## 本文
════════

説明

発泡層付きホースおよびその製造方法

【課題】 発泡層の一体性を高めると共に、曲げた際に発生するしわを目立たなくして外観品質が高い発泡層付きホースを提供する。そのような発泡層付きホースを効率的に製造する。
【解決手段】 ホース最外層側に位置する発泡層3と、発泡層の内周面に面して設けられた可撓性の内管2とを有する発泡層付きホース1である。内管2の外周面には、螺旋状/リング状の凸条22が形成されている。発泡層3は、継目無く形成された発泡層である。そして、発泡層の外周面には、内管の凸条に対応した螺旋状/リング状の凹凸条31,32が形成され、発泡層外周面の凹凸条の凹条32と、内管外周面の凸条22とが、ホース軸方向で同じ位置に形成されている。発泡層付きホース1は、内管2の外周に、外周面がホース長さ方向に沿って平滑となるように未発泡樹脂を形成した後に、未発泡樹脂を発泡させて発泡層3を形成することにより、製造できる。

【発明の詳細な説明】
【技術分野】
【0001】
本発明は、発泡層付きホースやその製造方法に関する。特に発泡層がホース外層側に設けられた発泡層付きホースに関する。
【背景技術】
【0002】
発泡層付きのホースは公知である。発泡樹脂により構成される発泡層をホースに備えさせると、断熱性の向上や軽量化が図れる。そのため、ゴムや熱可塑性樹脂で構成される樹脂製ホースに発泡層を備えさせた発泡層付きホースが広く利用されている。
【0003】
例えば、特許文献1には、シリコーン製の2連チューブとシリコーン製のスポンジ状の断熱性チューブを同時押出成形し、両者を密着一体化した断熱性管体が開示されている。また、特許文献2には、樹脂製ホースの外周に、オーブン加硫によりフリー発泡させた発泡ゴム体からなる層を設けることが開示され、発泡ゴム体の層をプロテクタ層とすることが開示されている。さらに、特許文献3には、ベースホースの外面に帯状の浮力材(独立気泡発泡体)を螺旋状に捲回して、浮力材の側縁同士を接着一体化して浮力層(発泡層)とすることが開示されている。
【先行技術文献】
【特許文献】
【0004】
【特許文献1】特開2007−040377号公報
【特許文献2】特開2006−272898号公報
【特許文献3】特開2008−196538号公報
【発明の概要】
【発明が解決しようとする課題】
【0005】
上記特許文献1や特許分権2に示されるように、押出成形を利用してホース外周に発泡層を形成すると、効率的に発泡層付きホースが製造できる。

════════

## 設問内容
1. 本文の「例えば、特許文献1には」で始まる段落を、特許文献ごとの箇条書きに書き直してください。主な内容は落とさないでください。
2. 本文によると、発泡樹脂で構成される発泡層をホースに備えさせると、どのような効果が得られますか?
3. 本文のうち、「発泡層付きホースおよびその製造方法」から始まり「層(発泡層)とすることが開示されている。」で終わる部分を、一字も変えずに書き写してください。
この後に続く行は、本文とは別の出典から取ったものです。

════════

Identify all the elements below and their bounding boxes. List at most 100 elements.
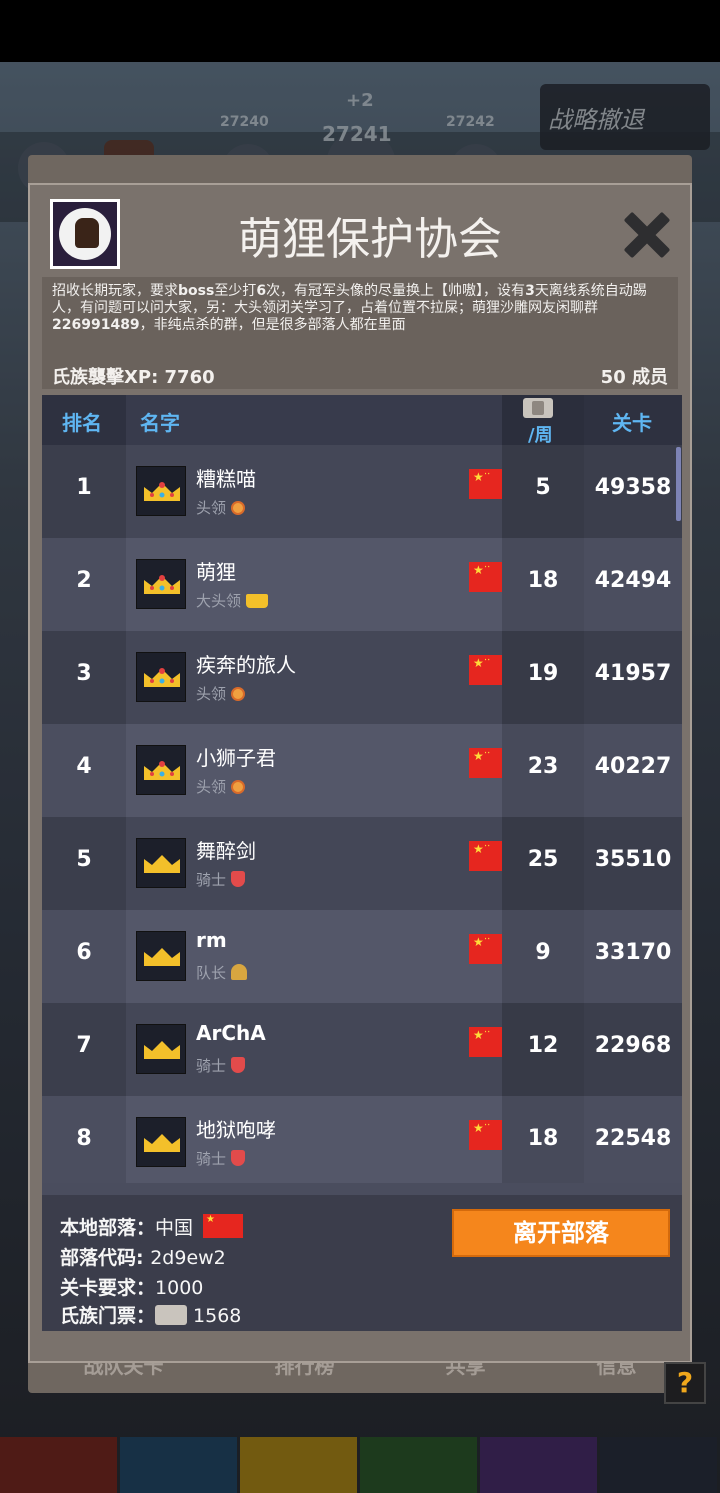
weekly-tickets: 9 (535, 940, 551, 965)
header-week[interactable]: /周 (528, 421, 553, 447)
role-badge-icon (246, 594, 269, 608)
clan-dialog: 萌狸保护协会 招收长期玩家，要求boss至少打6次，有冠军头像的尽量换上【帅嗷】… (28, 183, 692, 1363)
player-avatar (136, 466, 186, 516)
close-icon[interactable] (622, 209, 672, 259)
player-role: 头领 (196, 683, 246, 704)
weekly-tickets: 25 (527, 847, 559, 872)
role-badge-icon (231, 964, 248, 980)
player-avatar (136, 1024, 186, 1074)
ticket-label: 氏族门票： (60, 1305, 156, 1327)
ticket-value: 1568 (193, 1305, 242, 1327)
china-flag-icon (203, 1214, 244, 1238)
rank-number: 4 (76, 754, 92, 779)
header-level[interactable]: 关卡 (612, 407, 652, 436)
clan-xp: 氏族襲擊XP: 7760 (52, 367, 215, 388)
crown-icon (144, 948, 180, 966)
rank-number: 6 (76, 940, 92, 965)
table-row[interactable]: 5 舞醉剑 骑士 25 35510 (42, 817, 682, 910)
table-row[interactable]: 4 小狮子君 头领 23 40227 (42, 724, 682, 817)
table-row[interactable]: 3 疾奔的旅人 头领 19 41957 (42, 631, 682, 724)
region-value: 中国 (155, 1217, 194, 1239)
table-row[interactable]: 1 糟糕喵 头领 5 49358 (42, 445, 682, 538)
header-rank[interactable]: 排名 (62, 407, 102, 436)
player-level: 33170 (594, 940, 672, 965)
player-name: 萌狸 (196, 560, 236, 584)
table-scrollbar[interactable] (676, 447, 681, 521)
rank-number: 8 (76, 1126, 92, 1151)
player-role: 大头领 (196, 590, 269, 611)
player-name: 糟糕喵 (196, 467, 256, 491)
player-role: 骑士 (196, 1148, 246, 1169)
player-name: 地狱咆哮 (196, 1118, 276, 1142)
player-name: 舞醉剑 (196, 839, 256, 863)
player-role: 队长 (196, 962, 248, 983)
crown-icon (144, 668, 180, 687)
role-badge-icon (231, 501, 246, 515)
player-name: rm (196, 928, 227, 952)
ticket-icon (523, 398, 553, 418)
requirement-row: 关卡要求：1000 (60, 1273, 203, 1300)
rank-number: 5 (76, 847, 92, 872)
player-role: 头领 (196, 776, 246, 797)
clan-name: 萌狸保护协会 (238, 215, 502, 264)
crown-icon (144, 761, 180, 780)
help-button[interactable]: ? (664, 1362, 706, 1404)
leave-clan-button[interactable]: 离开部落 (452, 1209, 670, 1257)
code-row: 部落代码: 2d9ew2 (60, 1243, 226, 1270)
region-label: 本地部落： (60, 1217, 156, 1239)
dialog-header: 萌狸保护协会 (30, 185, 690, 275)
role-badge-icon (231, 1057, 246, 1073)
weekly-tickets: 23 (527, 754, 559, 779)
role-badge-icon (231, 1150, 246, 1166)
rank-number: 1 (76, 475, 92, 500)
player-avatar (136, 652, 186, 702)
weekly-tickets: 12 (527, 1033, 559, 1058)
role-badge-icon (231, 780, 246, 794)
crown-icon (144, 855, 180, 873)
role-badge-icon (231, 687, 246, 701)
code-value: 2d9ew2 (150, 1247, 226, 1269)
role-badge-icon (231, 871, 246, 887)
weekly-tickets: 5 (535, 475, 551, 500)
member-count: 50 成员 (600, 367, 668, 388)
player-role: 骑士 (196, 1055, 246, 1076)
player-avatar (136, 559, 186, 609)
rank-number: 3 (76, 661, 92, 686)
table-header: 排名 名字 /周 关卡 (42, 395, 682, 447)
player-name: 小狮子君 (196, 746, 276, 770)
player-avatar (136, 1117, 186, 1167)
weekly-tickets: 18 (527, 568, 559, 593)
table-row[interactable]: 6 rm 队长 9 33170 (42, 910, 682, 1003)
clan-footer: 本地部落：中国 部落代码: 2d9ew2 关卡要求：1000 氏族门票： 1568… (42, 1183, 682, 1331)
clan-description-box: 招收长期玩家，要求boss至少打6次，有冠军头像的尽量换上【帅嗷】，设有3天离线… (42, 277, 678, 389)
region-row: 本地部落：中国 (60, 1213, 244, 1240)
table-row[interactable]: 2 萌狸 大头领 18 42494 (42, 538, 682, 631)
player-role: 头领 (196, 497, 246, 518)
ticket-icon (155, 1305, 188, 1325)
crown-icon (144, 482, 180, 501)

════════

## 解答例
1.
- 特許文献1:シリコーン製の2連チューブとシリコーン製のスポンジ状断熱性チューブを同時押出成形し、両者を密着一体化した断熱性管体
- 特許文献2:樹脂製ホースの外周に、オーブン加硫でフリー発泡させた発泡ゴム体の層を設け、その層をプロテクタ層とする構成
- 特許文献3:ベースホースの外面に帯状の浮力材(独立気泡発泡体)を螺旋状に巻き付け、側縁同士を接着一体化して浮力層(発泡層)とする構成

2. 断熱性の向上や軽量化が図れます。

3.
発泡層付きホースおよびその製造方法

【課題】 発泡層の一体性を高めると共に、曲げた際に発生するしわを目立たなくして外観品質が高い発泡層付きホースを提供する。そのような発泡層付きホースを効率的に製造する。
【解決手段】 ホース最外層側に位置する発泡層3と、発泡層の内周面に面して設けられた可撓性の内管2とを有する発泡層付きホース1である。内管2の外周面には、螺旋状/リング状の凸条22が形成されている。発泡層3は、継目無く形成された発泡層である。そして、発泡層の外周面には、内管の凸条に対応した螺旋状/リング状の凹凸条31,32が形成され、発泡層外周面の凹凸条の凹条32と、内管外周面の凸条22とが、ホース軸方向で同じ位置に形成されている。発泡層付きホース1は、内管2の外周に、外周面がホース長さ方向に沿って平滑となるように未発泡樹脂を形成した後に、未発泡樹脂を発泡させて発泡層3を形成することにより、製造できる。

【発明の詳細な説明】
【技術分野】
【0001】
本発明は、発泡層付きホースやその製造方法に関する。特に発泡層がホース外層側に設けられた発泡層付きホースに関する。
【背景技術】
【0002】
発泡層付きのホースは公知である。発泡樹脂により構成される発泡層をホースに備えさせると、断熱性の向上や軽量化が図れる。そのため、ゴムや熱可塑性樹脂で構成される樹脂製ホースに発泡層を備えさせた発泡層付きホースが広く利用されている。
【0003】
例えば、特許文献1には、シリコーン製の2連チューブとシリコーン製のスポンジ状の断熱性チューブを同時押出成形し、両者を密着一体化した断熱性管体が開示されている。また、特許文献2には、樹脂製ホースの外周に、オーブン加硫によりフリー発泡させた発泡ゴム体からなる層を設けることが開示され、発泡ゴム体の層をプロテクタ層とすることが開示されている。さらに、特許文献3には、ベースホースの外面に帯状の浮力材(独立気泡発泡体)を螺旋状に捲回して、浮力材の側縁同士を接着一体化して浮力層(発泡層)とすることが開示されている。